| To be done |
Say how many lines contain the word "Amos" and give no other text.

--- Data supplied ---

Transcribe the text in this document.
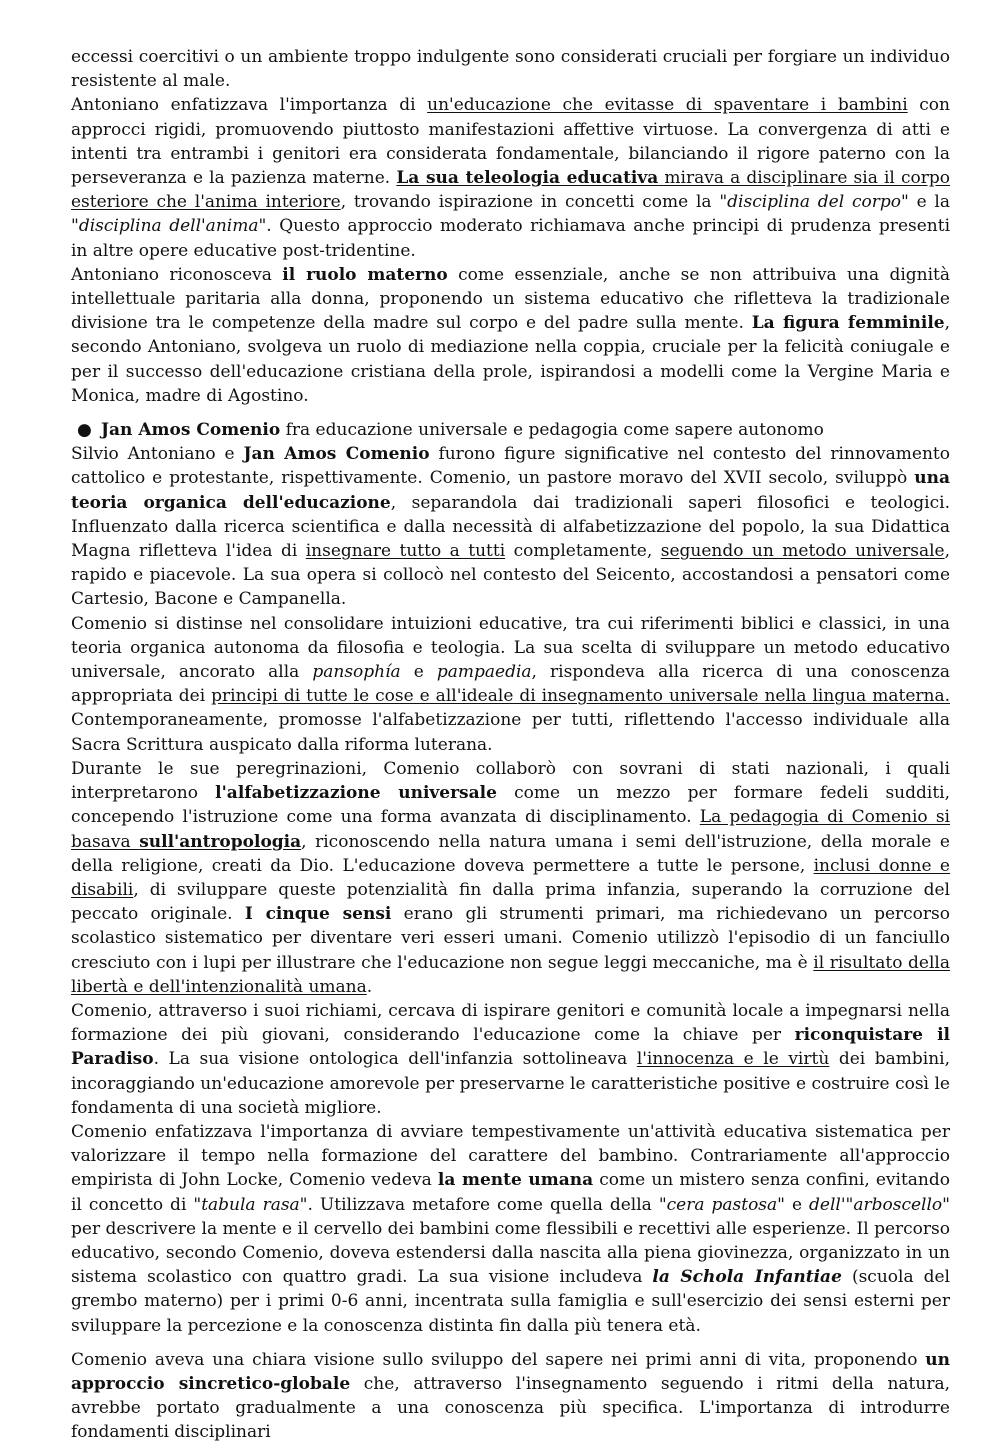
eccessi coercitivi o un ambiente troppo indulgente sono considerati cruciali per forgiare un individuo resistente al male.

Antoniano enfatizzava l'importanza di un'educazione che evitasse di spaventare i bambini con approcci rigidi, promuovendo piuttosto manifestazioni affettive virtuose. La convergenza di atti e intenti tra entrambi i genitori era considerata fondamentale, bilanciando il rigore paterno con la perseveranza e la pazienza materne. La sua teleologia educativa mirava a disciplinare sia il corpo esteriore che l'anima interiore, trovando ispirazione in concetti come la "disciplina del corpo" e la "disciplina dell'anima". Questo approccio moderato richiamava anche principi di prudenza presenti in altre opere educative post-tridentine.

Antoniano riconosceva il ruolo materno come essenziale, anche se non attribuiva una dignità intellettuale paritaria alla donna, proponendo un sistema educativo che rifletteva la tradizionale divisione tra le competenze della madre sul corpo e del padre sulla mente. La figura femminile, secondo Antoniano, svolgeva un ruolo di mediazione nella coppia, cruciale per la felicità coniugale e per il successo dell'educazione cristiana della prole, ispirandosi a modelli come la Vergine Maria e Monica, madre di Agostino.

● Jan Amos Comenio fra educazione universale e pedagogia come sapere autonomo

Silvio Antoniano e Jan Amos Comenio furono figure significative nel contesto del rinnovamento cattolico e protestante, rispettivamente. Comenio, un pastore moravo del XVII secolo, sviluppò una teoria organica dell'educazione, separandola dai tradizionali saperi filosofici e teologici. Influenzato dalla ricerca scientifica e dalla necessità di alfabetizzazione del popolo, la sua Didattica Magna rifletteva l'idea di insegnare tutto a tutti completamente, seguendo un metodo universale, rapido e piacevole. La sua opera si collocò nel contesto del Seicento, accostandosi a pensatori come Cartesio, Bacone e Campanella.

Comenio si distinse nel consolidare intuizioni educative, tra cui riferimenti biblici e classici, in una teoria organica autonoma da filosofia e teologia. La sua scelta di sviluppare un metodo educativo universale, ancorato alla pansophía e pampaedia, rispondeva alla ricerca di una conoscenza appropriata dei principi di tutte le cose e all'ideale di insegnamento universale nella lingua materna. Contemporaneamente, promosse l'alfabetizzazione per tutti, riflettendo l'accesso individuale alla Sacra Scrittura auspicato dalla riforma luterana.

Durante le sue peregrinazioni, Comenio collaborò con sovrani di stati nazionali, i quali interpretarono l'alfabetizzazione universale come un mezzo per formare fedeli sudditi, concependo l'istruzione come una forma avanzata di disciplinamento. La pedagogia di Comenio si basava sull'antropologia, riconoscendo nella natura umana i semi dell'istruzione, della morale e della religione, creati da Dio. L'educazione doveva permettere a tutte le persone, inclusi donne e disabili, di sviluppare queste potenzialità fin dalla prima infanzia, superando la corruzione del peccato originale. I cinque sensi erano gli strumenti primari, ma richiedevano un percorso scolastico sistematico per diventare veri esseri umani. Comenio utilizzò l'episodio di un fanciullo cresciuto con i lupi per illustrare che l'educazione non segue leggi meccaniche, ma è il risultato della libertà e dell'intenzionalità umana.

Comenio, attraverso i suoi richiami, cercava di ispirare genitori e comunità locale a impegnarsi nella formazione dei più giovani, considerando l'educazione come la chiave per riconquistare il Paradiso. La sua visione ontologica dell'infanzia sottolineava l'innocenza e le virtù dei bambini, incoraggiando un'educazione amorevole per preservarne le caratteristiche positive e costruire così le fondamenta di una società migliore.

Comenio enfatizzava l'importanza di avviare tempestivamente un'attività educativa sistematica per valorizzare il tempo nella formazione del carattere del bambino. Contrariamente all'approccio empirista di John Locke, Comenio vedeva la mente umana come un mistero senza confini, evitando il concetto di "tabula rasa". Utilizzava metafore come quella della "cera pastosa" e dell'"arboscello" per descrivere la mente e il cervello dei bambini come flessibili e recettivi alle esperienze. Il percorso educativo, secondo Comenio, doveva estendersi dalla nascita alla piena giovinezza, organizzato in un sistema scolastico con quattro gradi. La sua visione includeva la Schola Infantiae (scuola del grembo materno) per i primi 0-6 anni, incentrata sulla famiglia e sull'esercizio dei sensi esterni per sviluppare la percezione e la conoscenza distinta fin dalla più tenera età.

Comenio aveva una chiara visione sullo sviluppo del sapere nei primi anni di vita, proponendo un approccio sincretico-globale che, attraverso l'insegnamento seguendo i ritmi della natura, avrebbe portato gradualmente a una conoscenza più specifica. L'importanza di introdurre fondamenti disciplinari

---
--- Data supplied ---

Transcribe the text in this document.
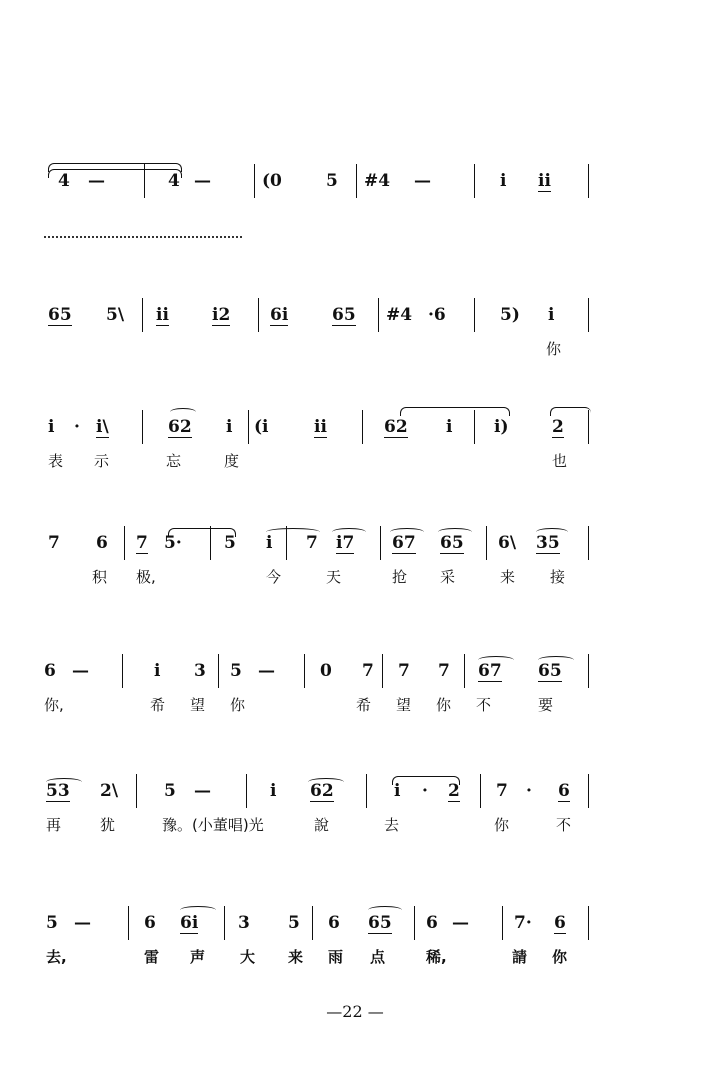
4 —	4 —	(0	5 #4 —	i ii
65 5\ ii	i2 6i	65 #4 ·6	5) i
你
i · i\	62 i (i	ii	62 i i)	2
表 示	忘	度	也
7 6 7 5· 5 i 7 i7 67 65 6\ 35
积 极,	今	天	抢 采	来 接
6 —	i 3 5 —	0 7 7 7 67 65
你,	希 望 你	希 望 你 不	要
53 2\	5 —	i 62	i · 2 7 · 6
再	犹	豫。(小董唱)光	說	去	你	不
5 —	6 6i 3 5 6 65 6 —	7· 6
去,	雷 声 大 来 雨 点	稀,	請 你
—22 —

---

| Task result |
2